## Provided data
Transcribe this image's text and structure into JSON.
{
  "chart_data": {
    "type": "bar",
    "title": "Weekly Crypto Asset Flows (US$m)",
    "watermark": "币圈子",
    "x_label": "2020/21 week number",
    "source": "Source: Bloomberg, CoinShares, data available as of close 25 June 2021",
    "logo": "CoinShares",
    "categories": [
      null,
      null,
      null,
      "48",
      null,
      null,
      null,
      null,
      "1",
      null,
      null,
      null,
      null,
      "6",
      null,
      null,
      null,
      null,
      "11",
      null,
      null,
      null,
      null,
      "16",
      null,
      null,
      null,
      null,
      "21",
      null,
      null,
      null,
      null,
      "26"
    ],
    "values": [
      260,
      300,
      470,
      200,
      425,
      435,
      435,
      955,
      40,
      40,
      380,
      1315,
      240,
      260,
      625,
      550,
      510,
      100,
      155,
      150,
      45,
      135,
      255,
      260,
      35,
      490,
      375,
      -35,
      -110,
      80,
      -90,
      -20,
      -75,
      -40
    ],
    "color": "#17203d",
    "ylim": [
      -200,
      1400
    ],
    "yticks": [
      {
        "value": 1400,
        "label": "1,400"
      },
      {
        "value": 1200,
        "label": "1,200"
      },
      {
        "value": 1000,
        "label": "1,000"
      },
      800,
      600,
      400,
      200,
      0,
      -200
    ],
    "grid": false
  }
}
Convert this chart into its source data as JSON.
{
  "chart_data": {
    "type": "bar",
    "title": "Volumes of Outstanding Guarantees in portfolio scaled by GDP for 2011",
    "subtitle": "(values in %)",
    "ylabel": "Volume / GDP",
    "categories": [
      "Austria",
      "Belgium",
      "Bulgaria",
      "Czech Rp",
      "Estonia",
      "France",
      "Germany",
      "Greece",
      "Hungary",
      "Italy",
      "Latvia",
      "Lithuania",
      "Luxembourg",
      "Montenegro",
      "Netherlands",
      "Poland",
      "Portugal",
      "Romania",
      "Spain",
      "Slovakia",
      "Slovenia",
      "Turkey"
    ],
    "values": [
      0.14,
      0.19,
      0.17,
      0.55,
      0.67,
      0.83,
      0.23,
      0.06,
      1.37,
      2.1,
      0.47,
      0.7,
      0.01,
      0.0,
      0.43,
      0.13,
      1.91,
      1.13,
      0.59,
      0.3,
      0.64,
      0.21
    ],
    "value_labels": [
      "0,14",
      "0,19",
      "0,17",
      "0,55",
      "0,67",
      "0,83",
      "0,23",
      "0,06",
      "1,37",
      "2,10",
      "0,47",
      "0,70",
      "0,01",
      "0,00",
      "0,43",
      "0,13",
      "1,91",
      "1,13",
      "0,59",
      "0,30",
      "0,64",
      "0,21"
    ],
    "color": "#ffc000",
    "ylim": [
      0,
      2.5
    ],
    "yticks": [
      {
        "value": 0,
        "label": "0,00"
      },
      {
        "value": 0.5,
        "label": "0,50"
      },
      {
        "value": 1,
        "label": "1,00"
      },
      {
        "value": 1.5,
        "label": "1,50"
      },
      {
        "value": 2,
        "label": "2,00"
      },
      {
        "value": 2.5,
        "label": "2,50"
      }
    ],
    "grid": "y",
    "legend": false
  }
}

## Brief
Write out every line exactly as it stands.

## Solution for this task
Transcribe this image's text and structure into JSON.
{
  "chart_data": {
    "type": "bar",
    "title": "Weekly Crypto Asset Flows (US$m)",
    "watermark": "币圈子",
    "x_label": "2020/21 week number",
    "source": "Source: Bloomberg, CoinShares, data available as of close 25 June 2021",
    "logo": "CoinShares",
    "categories": [
      null,
      null,
      null,
      "48",
      null,
      null,
      null,
      null,
      "1",
      null,
      null,
      null,
      null,
      "6",
      null,
      null,
      null,
      null,
      "11",
      null,
      null,
      null,
      null,
      "16",
      null,
      null,
      null,
      null,
      "21",
      null,
      null,
      null,
      null,
      "26"
    ],
    "values": [
      260,
      300,
      470,
      200,
      425,
      435,
      435,
      955,
      40,
      40,
      380,
      1315,
      240,
      260,
      625,
      550,
      510,
      100,
      155,
      150,
      45,
      135,
      255,
      260,
      35,
      490,
      375,
      -35,
      -110,
      80,
      -90,
      -20,
      -75,
      -40
    ],
    "color": "#17203d",
    "ylim": [
      -200,
      1400
    ],
    "yticks": [
      {
        "value": 1400,
        "label": "1,400"
      },
      {
        "value": 1200,
        "label": "1,200"
      },
      {
        "value": 1000,
        "label": "1,000"
      },
      800,
      600,
      400,
      200,
      0,
      -200
    ],
    "grid": false
  }
}
Convert this chart into its source data as JSON.
{
  "chart_data": {
    "type": "bar",
    "title": "Volumes of Outstanding Guarantees in portfolio scaled by GDP for 2011",
    "subtitle": "(values in %)",
    "ylabel": "Volume / GDP",
    "categories": [
      "Austria",
      "Belgium",
      "Bulgaria",
      "Czech Rp",
      "Estonia",
      "France",
      "Germany",
      "Greece",
      "Hungary",
      "Italy",
      "Latvia",
      "Lithuania",
      "Luxembourg",
      "Montenegro",
      "Netherlands",
      "Poland",
      "Portugal",
      "Romania",
      "Spain",
      "Slovakia",
      "Slovenia",
      "Turkey"
    ],
    "values": [
      0.14,
      0.19,
      0.17,
      0.55,
      0.67,
      0.83,
      0.23,
      0.06,
      1.37,
      2.1,
      0.47,
      0.7,
      0.01,
      0.0,
      0.43,
      0.13,
      1.91,
      1.13,
      0.59,
      0.3,
      0.64,
      0.21
    ],
    "value_labels": [
      "0,14",
      "0,19",
      "0,17",
      "0,55",
      "0,67",
      "0,83",
      "0,23",
      "0,06",
      "1,37",
      "2,10",
      "0,47",
      "0,70",
      "0,01",
      "0,00",
      "0,43",
      "0,13",
      "1,91",
      "1,13",
      "0,59",
      "0,30",
      "0,64",
      "0,21"
    ],
    "color": "#ffc000",
    "ylim": [
      0,
      2.5
    ],
    "yticks": [
      {
        "value": 0,
        "label": "0,00"
      },
      {
        "value": 0.5,
        "label": "0,50"
      },
      {
        "value": 1,
        "label": "1,00"
      },
      {
        "value": 1.5,
        "label": "1,50"
      },
      {
        "value": 2,
        "label": "2,00"
      },
      {
        "value": 2.5,
        "label": "2,50"
      }
    ],
    "grid": "y",
    "legend": false
  }
}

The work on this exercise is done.